El proceso para conducir los buses de SAO comienza con un semillero. Tarda tanto como la persona requiera. Es decir, concluye cuando ya domina el bus, los espacios, el clutch, y está lista para salir a las calles de la comuna nororiental. Superada esa fase, puede salir, pero acompañada de una “madrina”, es decir, un mentor que guía y corrige los errores.
Es enfrentarse con el mundo real: los motociclistas, las groserías de algunos usuarios, los insultos de otros conductores.
—Yo atendía un restaurante en Exposiciones y atendía a las muchachas. Las admiraba por manejar carros tan grandes —cuenta Lina María Miranda, la más joven de todas. Comenzó el semillero a los 19 años y tardó cuatro meses para dominar el carro—. Pensé en renunciar, en que definitivamente no iba a ser capaz con el carro.

> [Consigna] Retome el texto sobre la formación de las conductoras de los buses de SAO y continúelo a partir de su última oración.

Elementos guardados
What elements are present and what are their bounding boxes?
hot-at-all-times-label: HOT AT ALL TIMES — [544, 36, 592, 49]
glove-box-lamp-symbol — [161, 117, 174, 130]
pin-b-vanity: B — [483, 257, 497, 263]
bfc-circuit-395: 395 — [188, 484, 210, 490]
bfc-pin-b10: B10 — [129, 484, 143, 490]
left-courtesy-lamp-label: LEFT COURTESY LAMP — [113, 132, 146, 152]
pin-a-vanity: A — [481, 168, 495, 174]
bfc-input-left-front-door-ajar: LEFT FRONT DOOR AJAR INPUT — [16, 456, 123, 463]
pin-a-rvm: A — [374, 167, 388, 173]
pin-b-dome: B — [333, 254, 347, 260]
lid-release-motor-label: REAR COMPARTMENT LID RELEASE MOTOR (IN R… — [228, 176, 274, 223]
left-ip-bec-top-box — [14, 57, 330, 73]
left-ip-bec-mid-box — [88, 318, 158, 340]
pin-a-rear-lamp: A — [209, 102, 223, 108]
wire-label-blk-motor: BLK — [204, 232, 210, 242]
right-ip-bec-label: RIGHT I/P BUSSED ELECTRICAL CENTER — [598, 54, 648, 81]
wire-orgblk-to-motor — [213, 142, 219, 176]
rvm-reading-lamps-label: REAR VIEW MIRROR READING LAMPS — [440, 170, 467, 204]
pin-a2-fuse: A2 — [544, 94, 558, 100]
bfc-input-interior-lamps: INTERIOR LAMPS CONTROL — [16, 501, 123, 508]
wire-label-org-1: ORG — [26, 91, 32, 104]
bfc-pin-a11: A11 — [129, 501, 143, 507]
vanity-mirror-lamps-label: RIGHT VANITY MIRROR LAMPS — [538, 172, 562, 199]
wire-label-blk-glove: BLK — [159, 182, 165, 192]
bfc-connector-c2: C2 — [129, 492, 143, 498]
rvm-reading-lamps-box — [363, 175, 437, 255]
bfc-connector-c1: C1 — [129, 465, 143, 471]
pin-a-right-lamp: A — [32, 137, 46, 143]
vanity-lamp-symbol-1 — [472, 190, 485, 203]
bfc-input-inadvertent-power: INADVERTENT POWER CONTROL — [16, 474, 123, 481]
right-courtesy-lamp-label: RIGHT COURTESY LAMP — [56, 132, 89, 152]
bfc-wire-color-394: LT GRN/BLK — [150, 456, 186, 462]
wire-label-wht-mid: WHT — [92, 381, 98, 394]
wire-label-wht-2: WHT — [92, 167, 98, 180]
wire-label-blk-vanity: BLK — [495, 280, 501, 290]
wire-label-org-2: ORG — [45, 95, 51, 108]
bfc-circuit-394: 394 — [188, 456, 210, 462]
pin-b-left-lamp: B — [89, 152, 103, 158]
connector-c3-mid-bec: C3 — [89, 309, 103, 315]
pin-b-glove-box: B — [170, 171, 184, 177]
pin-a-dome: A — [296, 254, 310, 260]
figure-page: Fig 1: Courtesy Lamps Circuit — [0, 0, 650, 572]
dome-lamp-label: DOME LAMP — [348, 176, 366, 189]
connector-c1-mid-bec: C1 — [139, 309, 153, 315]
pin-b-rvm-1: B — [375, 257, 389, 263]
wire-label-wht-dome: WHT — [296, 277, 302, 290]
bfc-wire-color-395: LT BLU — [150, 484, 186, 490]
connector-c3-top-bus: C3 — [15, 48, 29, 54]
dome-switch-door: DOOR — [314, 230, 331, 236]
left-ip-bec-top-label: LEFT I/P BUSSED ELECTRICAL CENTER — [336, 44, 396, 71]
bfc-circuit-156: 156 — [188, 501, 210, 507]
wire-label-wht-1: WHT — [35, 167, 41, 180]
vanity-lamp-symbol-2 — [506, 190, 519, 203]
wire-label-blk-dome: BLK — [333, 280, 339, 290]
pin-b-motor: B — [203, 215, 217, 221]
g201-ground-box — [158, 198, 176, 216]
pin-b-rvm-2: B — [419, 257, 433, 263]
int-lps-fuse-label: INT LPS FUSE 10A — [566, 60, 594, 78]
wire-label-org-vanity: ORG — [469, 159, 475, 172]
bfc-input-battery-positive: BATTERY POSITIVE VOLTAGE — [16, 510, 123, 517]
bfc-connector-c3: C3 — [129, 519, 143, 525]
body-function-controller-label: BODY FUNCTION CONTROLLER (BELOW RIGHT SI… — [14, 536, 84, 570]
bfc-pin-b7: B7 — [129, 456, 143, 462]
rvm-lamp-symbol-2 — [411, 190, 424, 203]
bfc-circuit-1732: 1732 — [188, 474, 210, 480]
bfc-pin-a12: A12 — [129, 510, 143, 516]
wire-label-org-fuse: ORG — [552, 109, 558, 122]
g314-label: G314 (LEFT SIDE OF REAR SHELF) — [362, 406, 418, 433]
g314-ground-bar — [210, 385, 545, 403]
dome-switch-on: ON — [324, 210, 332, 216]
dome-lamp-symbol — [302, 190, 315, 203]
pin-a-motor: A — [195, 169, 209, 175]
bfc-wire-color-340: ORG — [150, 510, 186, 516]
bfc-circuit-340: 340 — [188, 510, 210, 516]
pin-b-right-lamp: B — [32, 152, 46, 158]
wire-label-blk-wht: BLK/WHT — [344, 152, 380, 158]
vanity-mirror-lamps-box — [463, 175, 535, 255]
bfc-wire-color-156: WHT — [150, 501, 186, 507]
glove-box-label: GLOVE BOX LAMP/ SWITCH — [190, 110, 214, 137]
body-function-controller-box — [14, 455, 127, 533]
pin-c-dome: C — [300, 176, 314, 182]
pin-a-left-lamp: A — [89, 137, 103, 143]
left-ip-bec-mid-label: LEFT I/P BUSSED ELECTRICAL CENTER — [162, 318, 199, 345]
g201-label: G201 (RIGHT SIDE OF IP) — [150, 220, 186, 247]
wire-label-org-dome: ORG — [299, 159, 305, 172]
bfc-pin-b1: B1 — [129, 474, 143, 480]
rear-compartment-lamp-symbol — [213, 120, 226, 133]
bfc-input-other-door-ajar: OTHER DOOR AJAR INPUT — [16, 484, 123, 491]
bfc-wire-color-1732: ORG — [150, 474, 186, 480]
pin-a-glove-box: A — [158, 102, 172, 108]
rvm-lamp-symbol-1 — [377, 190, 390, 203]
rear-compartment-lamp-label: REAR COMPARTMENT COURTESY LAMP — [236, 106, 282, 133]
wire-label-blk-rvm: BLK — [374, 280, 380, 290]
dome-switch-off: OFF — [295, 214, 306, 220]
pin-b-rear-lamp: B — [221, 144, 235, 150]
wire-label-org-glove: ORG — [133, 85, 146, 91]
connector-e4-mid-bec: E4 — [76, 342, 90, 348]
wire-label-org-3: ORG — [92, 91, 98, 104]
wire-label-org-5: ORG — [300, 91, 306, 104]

> [Respuesta al problema]
Todas, sin excepción, estuvieron a punto de tirar la toalla. Eso habla de cuán duro es el trabajo y por qué muchos no se le miden. En Medellín hay déficit de unos 600 conductores de transporte público, un trabajo que ha sido dominado por el género masculino.
—A mí me decían que era cosa de hombres, pero yo veía pasar a doña Liliana y pensaba que también podía hacerlo —relata Jennifer Ramírez, madre soltera de dos hijos —. Yo había trabajado en una estación de gasolina en la costa y no tenía experiencia en esto. Al principio, los usuarios me insultaron y me hicieron llorar. Nadie creyó en mí y acá estoy, después de todo.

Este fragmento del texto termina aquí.